(Figure contents as structured data)
-.-.-
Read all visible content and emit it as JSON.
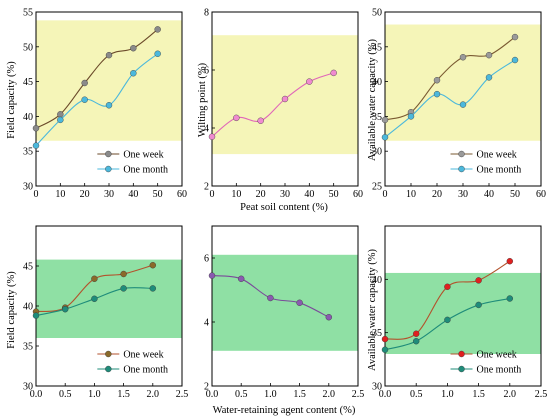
{
  "panel_labels": {
    "field_capacity": "Field capacity (%)",
    "wilting_point": "Wilting point (%)",
    "available_water": "Available water capacity (%)",
    "peat_xlabel": "Peat soil content (%)",
    "agent_xlabel": "Water-retaining agent content (%)"
  },
  "chart_data": [
    {
      "id": "fc_peat",
      "type": "line",
      "xlabel": "",
      "ylabel": "Field capacity (%)",
      "xlim": [
        0,
        60
      ],
      "ylim": [
        30,
        55
      ],
      "xticks": [
        0,
        10,
        20,
        30,
        40,
        50,
        60
      ],
      "yticks": [
        30,
        35,
        40,
        45,
        50,
        55
      ],
      "band": {
        "from": 36.5,
        "to": 53.8,
        "color": "#f5f5b8"
      },
      "legend": "bottom-right",
      "series": [
        {
          "name": "One week",
          "color": "#6b4a2a",
          "marker": "#8a8a8a",
          "x": [
            0,
            10,
            20,
            30,
            40,
            50
          ],
          "y": [
            38.3,
            40.3,
            44.8,
            48.8,
            49.8,
            52.5
          ]
        },
        {
          "name": "One month",
          "color": "#4bb8dc",
          "marker": "#4bb8dc",
          "x": [
            0,
            10,
            20,
            30,
            40,
            50
          ],
          "y": [
            35.8,
            39.5,
            42.4,
            41.6,
            46.2,
            49.0
          ]
        }
      ]
    },
    {
      "id": "wp_peat",
      "type": "line",
      "xlabel": "Peat soil content (%)",
      "ylabel": "Wilting point (%)",
      "xlim": [
        0,
        60
      ],
      "ylim": [
        2,
        8
      ],
      "xticks": [
        0,
        10,
        20,
        30,
        40,
        50,
        60
      ],
      "yticks": [
        2,
        4,
        6,
        8
      ],
      "band": {
        "from": 3.1,
        "to": 7.2,
        "color": "#f5f5b8"
      },
      "legend": "none",
      "series": [
        {
          "name": "",
          "color": "#e066b8",
          "marker": "#f08ad0",
          "x": [
            0,
            10,
            20,
            30,
            40,
            50
          ],
          "y": [
            3.7,
            4.35,
            4.25,
            5.0,
            5.6,
            5.9
          ]
        }
      ]
    },
    {
      "id": "aw_peat",
      "type": "line",
      "xlabel": "",
      "ylabel": "Available water capacity (%)",
      "xlim": [
        0,
        60
      ],
      "ylim": [
        25,
        50
      ],
      "xticks": [
        0,
        10,
        20,
        30,
        40,
        50,
        60
      ],
      "yticks": [
        25,
        30,
        35,
        40,
        45,
        50
      ],
      "band": {
        "from": 31.5,
        "to": 48.2,
        "color": "#f5f5b8"
      },
      "legend": "bottom-right",
      "series": [
        {
          "name": "One week",
          "color": "#7a5a32",
          "marker": "#9a9a9a",
          "x": [
            0,
            10,
            20,
            30,
            40,
            50
          ],
          "y": [
            34.5,
            35.6,
            40.2,
            43.5,
            43.8,
            46.4
          ]
        },
        {
          "name": "One month",
          "color": "#4bb8dc",
          "marker": "#4bb8dc",
          "x": [
            0,
            10,
            20,
            30,
            40,
            50
          ],
          "y": [
            32.0,
            35.0,
            38.2,
            36.7,
            40.6,
            43.1
          ]
        }
      ]
    },
    {
      "id": "fc_agent",
      "type": "line",
      "xlabel": "",
      "ylabel": "Field capacity (%)",
      "xlim": [
        0.0,
        2.5
      ],
      "ylim": [
        30,
        50
      ],
      "xticks": [
        0.0,
        0.5,
        1.0,
        1.5,
        2.0,
        2.5
      ],
      "yticks": [
        30,
        35,
        40,
        45
      ],
      "band": {
        "from": 36.0,
        "to": 45.8,
        "color": "#8fe0a4"
      },
      "legend": "bottom-right",
      "series": [
        {
          "name": "One week",
          "color": "#b3522c",
          "marker": "#8a6a2a",
          "x": [
            0.0,
            0.5,
            1.0,
            1.5,
            2.0
          ],
          "y": [
            39.3,
            39.8,
            43.4,
            44.0,
            45.1
          ]
        },
        {
          "name": "One month",
          "color": "#1f8c7a",
          "marker": "#1f8c7a",
          "x": [
            0.0,
            0.5,
            1.0,
            1.5,
            2.0
          ],
          "y": [
            38.8,
            39.6,
            40.9,
            42.2,
            42.2
          ]
        }
      ]
    },
    {
      "id": "wp_agent",
      "type": "line",
      "xlabel": "Water-retaining agent content (%)",
      "ylabel": "",
      "xlim": [
        0.0,
        2.5
      ],
      "ylim": [
        2,
        7
      ],
      "xticks": [
        0.0,
        0.5,
        1.0,
        1.5,
        2.0,
        2.5
      ],
      "yticks": [
        2,
        4,
        6
      ],
      "band": {
        "from": 3.1,
        "to": 6.1,
        "color": "#8fe0a4"
      },
      "legend": "none",
      "series": [
        {
          "name": "",
          "color": "#7a4a9a",
          "marker": "#8a5ab0",
          "x": [
            0.0,
            0.5,
            1.0,
            1.5,
            2.0
          ],
          "y": [
            5.45,
            5.35,
            4.75,
            4.6,
            4.15
          ]
        }
      ]
    },
    {
      "id": "aw_agent",
      "type": "line",
      "xlabel": "",
      "ylabel": "Available water capacity (%)",
      "xlim": [
        0.0,
        2.5
      ],
      "ylim": [
        30,
        45
      ],
      "xticks": [
        0.0,
        0.5,
        1.0,
        1.5,
        2.0,
        2.5
      ],
      "yticks": [
        30,
        35,
        40
      ],
      "band": {
        "from": 33.0,
        "to": 40.6,
        "color": "#8fe0a4"
      },
      "legend": "bottom-right",
      "series": [
        {
          "name": "One week",
          "color": "#b3522c",
          "marker": "#e02020",
          "x": [
            0.0,
            0.5,
            1.0,
            1.5,
            2.0
          ],
          "y": [
            34.4,
            34.9,
            39.3,
            39.9,
            41.7
          ]
        },
        {
          "name": "One month",
          "color": "#1f8c7a",
          "marker": "#1f8c7a",
          "x": [
            0.0,
            0.5,
            1.0,
            1.5,
            2.0
          ],
          "y": [
            33.4,
            34.2,
            36.2,
            37.6,
            38.2
          ]
        }
      ]
    }
  ]
}
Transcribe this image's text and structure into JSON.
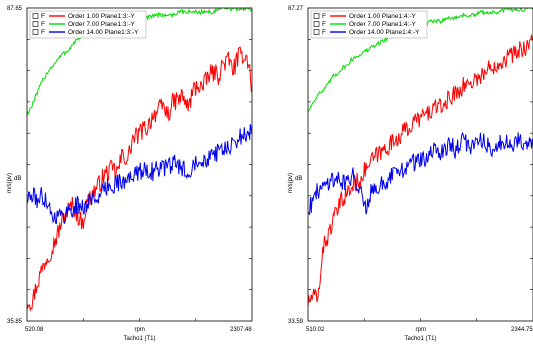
{
  "chart_data": [
    {
      "type": "line",
      "title": "",
      "ylabel": "m/s(pv)",
      "yunit": "dB",
      "xunit": "rpm",
      "xlabel": "Tacho1 (T1)",
      "xlim": [
        520.08,
        2307.48
      ],
      "ylim": [
        35.85,
        87.65
      ],
      "x_ticks": [
        "520.08",
        "2307.48"
      ],
      "y_ticks": [
        "87.65",
        "35.85"
      ],
      "legend_position": "top-left",
      "grid": false,
      "series": [
        {
          "name": "Order 1.00 Plane1:3:-Y",
          "legend_check": "F",
          "color": "#ff0000",
          "x": [
            520,
            560,
            600,
            640,
            680,
            720,
            760,
            800,
            840,
            880,
            920,
            960,
            1000,
            1040,
            1080,
            1120,
            1160,
            1200,
            1240,
            1280,
            1320,
            1360,
            1400,
            1440,
            1480,
            1520,
            1560,
            1600,
            1640,
            1680,
            1720,
            1760,
            1800,
            1840,
            1880,
            1920,
            1960,
            2000,
            2040,
            2080,
            2120,
            2160,
            2200,
            2240,
            2280,
            2307
          ],
          "y": [
            39.5,
            39.0,
            42.0,
            44.5,
            46.5,
            48.0,
            50.0,
            52.5,
            54.0,
            55.0,
            53.5,
            52.0,
            55.5,
            57.0,
            58.0,
            59.5,
            60.5,
            61.0,
            60.5,
            63.5,
            62.5,
            66.0,
            66.5,
            67.5,
            68.0,
            70.0,
            70.5,
            71.5,
            70.0,
            72.0,
            72.5,
            73.0,
            71.0,
            74.0,
            75.0,
            74.5,
            76.5,
            77.0,
            76.5,
            78.5,
            79.0,
            77.5,
            79.5,
            80.0,
            79.0,
            74.0
          ]
        },
        {
          "name": "Order 7.00 Plane1:3:-Y",
          "legend_check": "F",
          "color": "#00dd00",
          "x": [
            520,
            560,
            600,
            640,
            680,
            720,
            760,
            800,
            840,
            880,
            920,
            960,
            1000,
            1040,
            1080,
            1120,
            1160,
            1200,
            1240,
            1280,
            1320,
            1360,
            1400,
            1440,
            1480,
            1520,
            1560,
            1600,
            1640,
            1680,
            1720,
            1760,
            1800,
            1840,
            1880,
            1920,
            1960,
            2000,
            2040,
            2080,
            2120,
            2160,
            2200,
            2240,
            2280,
            2307
          ],
          "y": [
            70.0,
            71.5,
            73.5,
            75.5,
            77.0,
            78.0,
            79.0,
            80.0,
            80.5,
            81.5,
            82.5,
            83.0,
            83.0,
            83.5,
            84.0,
            84.5,
            84.5,
            85.0,
            85.0,
            85.5,
            85.5,
            86.0,
            86.0,
            86.0,
            86.0,
            86.5,
            86.5,
            86.5,
            86.5,
            86.5,
            87.0,
            87.0,
            87.0,
            87.0,
            87.0,
            87.0,
            87.0,
            87.0,
            87.5,
            87.5,
            87.5,
            87.5,
            87.5,
            87.5,
            87.5,
            87.5
          ]
        },
        {
          "name": "Order 14.00 Plane1:3:-Y",
          "legend_check": "F",
          "color": "#0000ee",
          "x": [
            520,
            560,
            600,
            640,
            680,
            720,
            760,
            800,
            840,
            880,
            920,
            960,
            1000,
            1040,
            1080,
            1120,
            1160,
            1200,
            1240,
            1280,
            1320,
            1360,
            1400,
            1440,
            1480,
            1520,
            1560,
            1600,
            1640,
            1680,
            1720,
            1760,
            1800,
            1840,
            1880,
            1920,
            1960,
            2000,
            2040,
            2080,
            2120,
            2160,
            2200,
            2240,
            2280,
            2307
          ],
          "y": [
            56.0,
            56.5,
            56.0,
            56.5,
            56.0,
            53.0,
            53.5,
            53.0,
            54.0,
            54.5,
            55.0,
            54.5,
            55.5,
            56.0,
            56.5,
            57.0,
            58.0,
            58.5,
            59.0,
            58.5,
            59.0,
            60.5,
            60.0,
            61.0,
            61.0,
            60.5,
            61.0,
            61.5,
            61.0,
            62.0,
            61.5,
            61.0,
            60.5,
            62.0,
            63.0,
            62.5,
            63.0,
            64.0,
            63.5,
            64.5,
            64.0,
            65.0,
            66.0,
            67.0,
            66.0,
            68.0
          ]
        }
      ]
    },
    {
      "type": "line",
      "title": "",
      "ylabel": "m/s(pv)",
      "yunit": "dB",
      "xunit": "rpm",
      "xlabel": "Tacho1 (T1)",
      "xlim": [
        510.02,
        2344.75
      ],
      "ylim": [
        33.59,
        87.27
      ],
      "x_ticks": [
        "510.02",
        "2344.75"
      ],
      "y_ticks": [
        "87.27",
        "33.59"
      ],
      "legend_position": "top-left",
      "grid": false,
      "series": [
        {
          "name": "Order 1.00 Plane1:4:-Y",
          "legend_check": "F",
          "color": "#ff0000",
          "x": [
            510,
            550,
            590,
            630,
            670,
            710,
            750,
            790,
            830,
            870,
            910,
            950,
            990,
            1030,
            1070,
            1110,
            1150,
            1190,
            1230,
            1270,
            1310,
            1350,
            1390,
            1430,
            1470,
            1510,
            1550,
            1590,
            1630,
            1670,
            1710,
            1750,
            1790,
            1830,
            1870,
            1910,
            1950,
            1990,
            2030,
            2070,
            2110,
            2150,
            2190,
            2230,
            2270,
            2310,
            2344
          ],
          "y": [
            36.5,
            38.0,
            37.0,
            46.0,
            48.0,
            50.5,
            52.5,
            54.5,
            55.5,
            56.5,
            57.5,
            58.5,
            60.0,
            61.0,
            62.0,
            62.5,
            63.5,
            64.0,
            65.0,
            65.5,
            66.5,
            67.0,
            68.0,
            68.5,
            69.0,
            69.5,
            70.5,
            70.0,
            71.0,
            72.0,
            72.5,
            73.5,
            74.0,
            74.5,
            75.0,
            75.5,
            76.0,
            77.0,
            77.5,
            78.0,
            78.5,
            79.0,
            79.5,
            80.0,
            80.5,
            81.0,
            82.0
          ]
        },
        {
          "name": "Order 7.00 Plane1:4:-Y",
          "legend_check": "F",
          "color": "#00dd00",
          "x": [
            510,
            550,
            590,
            630,
            670,
            710,
            750,
            790,
            830,
            870,
            910,
            950,
            990,
            1030,
            1070,
            1110,
            1150,
            1190,
            1230,
            1270,
            1310,
            1350,
            1390,
            1430,
            1470,
            1510,
            1550,
            1590,
            1630,
            1670,
            1710,
            1750,
            1790,
            1830,
            1870,
            1910,
            1950,
            1990,
            2030,
            2070,
            2110,
            2150,
            2190,
            2230,
            2270,
            2310,
            2344
          ],
          "y": [
            69.5,
            71.0,
            72.5,
            73.0,
            74.0,
            75.5,
            76.0,
            77.0,
            77.5,
            78.5,
            79.0,
            79.5,
            80.0,
            80.5,
            81.0,
            81.5,
            82.0,
            82.5,
            83.0,
            83.0,
            83.5,
            83.5,
            84.0,
            84.5,
            84.5,
            85.0,
            85.0,
            85.0,
            85.5,
            85.5,
            85.5,
            86.0,
            86.0,
            86.0,
            86.0,
            86.5,
            86.5,
            86.5,
            86.5,
            86.5,
            87.0,
            87.0,
            87.0,
            87.0,
            87.0,
            87.2,
            87.2
          ]
        },
        {
          "name": "Order 14.00 Plane1:4:-Y",
          "legend_check": "F",
          "color": "#0000ee",
          "x": [
            510,
            550,
            590,
            630,
            670,
            710,
            750,
            790,
            830,
            870,
            910,
            950,
            990,
            1030,
            1070,
            1110,
            1150,
            1190,
            1230,
            1270,
            1310,
            1350,
            1390,
            1430,
            1470,
            1510,
            1550,
            1590,
            1630,
            1670,
            1710,
            1750,
            1790,
            1830,
            1870,
            1910,
            1950,
            1990,
            2030,
            2070,
            2110,
            2150,
            2190,
            2230,
            2270,
            2310,
            2344
          ],
          "y": [
            53.0,
            54.0,
            56.0,
            56.5,
            57.5,
            58.0,
            58.0,
            57.5,
            57.5,
            58.5,
            57.5,
            55.5,
            53.0,
            57.0,
            56.0,
            57.5,
            56.0,
            58.5,
            59.0,
            59.5,
            60.0,
            60.5,
            61.0,
            61.5,
            61.0,
            62.0,
            63.0,
            62.5,
            63.5,
            64.0,
            63.0,
            64.0,
            64.5,
            63.5,
            64.0,
            65.0,
            64.5,
            63.5,
            62.5,
            64.0,
            63.5,
            64.5,
            64.0,
            65.0,
            64.5,
            63.5,
            65.0
          ]
        }
      ]
    }
  ]
}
-.-.-
## Aim of the task
State, as a bare number, how many lines of the listing hold the word "point".

## Answer to this problem
2